Written exercise: Repeat every record below exactly, but leave out any pictures.

### Data for the task

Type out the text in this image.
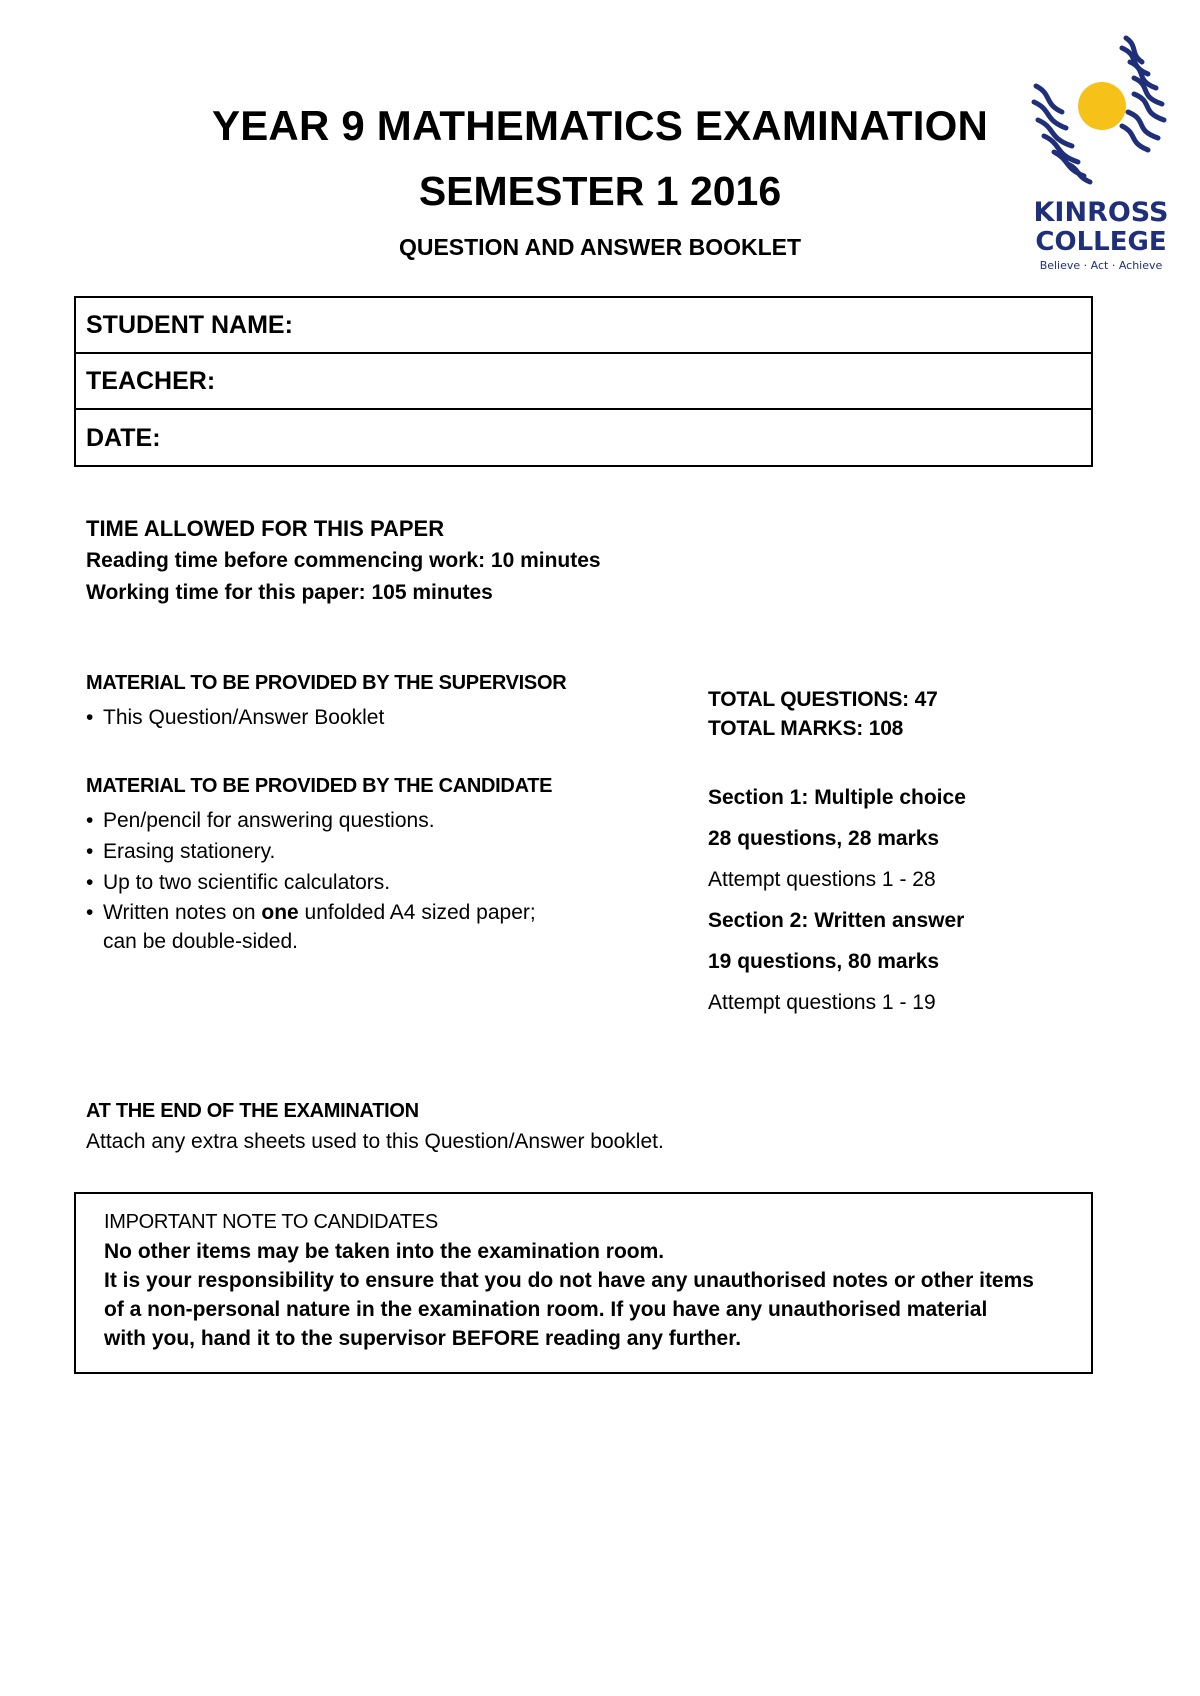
YEAR 9 MATHEMATICS EXAMINATION
SEMESTER 1 2016
QUESTION AND ANSWER BOOKLET
KINROSS
COLLEGE
Believe · Act · Achieve
STUDENT NAME:
TEACHER:
DATE:
TIME ALLOWED FOR THIS PAPER
Reading time before commencing work: 10 minutes
Working time for this paper: 105 minutes
MATERIAL TO BE PROVIDED BY THE SUPERVISOR
• This Question/Answer Booklet
MATERIAL TO BE PROVIDED BY THE CANDIDATE
• Pen/pencil for answering questions.
• Erasing stationery.
• Up to two scientific calculators.
• Written notes on one unfolded A4 sized paper;
can be double-sided.
TOTAL QUESTIONS: 47
TOTAL MARKS: 108
Section 1: Multiple choice
28 questions, 28 marks
Attempt questions 1 - 28
Section 2: Written answer
19 questions, 80 marks
Attempt questions 1 - 19
AT THE END OF THE EXAMINATION
Attach any extra sheets used to this Question/Answer booklet.
IMPORTANT NOTE TO CANDIDATES
No other items may be taken into the examination room.
It is your responsibility to ensure that you do not have any unauthorised notes or other items
of a non-personal nature in the examination room. If you have any unauthorised material
with you, hand it to the supervisor BEFORE reading any further.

######

Expected answer:
Type out the text in this image.
YEAR 9 MATHEMATICS EXAMINATION
SEMESTER 1 2016
QUESTION AND ANSWER BOOKLET
KINROSS
COLLEGE
Believe · Act · Achieve
STUDENT NAME:
TEACHER:
DATE:
TIME ALLOWED FOR THIS PAPER
Reading time before commencing work: 10 minutes
Working time for this paper: 105 minutes
MATERIAL TO BE PROVIDED BY THE SUPERVISOR
• This Question/Answer Booklet
MATERIAL TO BE PROVIDED BY THE CANDIDATE
• Pen/pencil for answering questions.
• Erasing stationery.
• Up to two scientific calculators.
• Written notes on one unfolded A4 sized paper;
can be double-sided.
TOTAL QUESTIONS: 47
TOTAL MARKS: 108
Section 1: Multiple choice
28 questions, 28 marks
Attempt questions 1 - 28
Section 2: Written answer
19 questions, 80 marks
Attempt questions 1 - 19
AT THE END OF THE EXAMINATION
Attach any extra sheets used to this Question/Answer booklet.
IMPORTANT NOTE TO CANDIDATES
No other items may be taken into the examination room.
It is your responsibility to ensure that you do not have any unauthorised notes or other items
of a non-personal nature in the examination room. If you have any unauthorised material
with you, hand it to the supervisor BEFORE reading any further.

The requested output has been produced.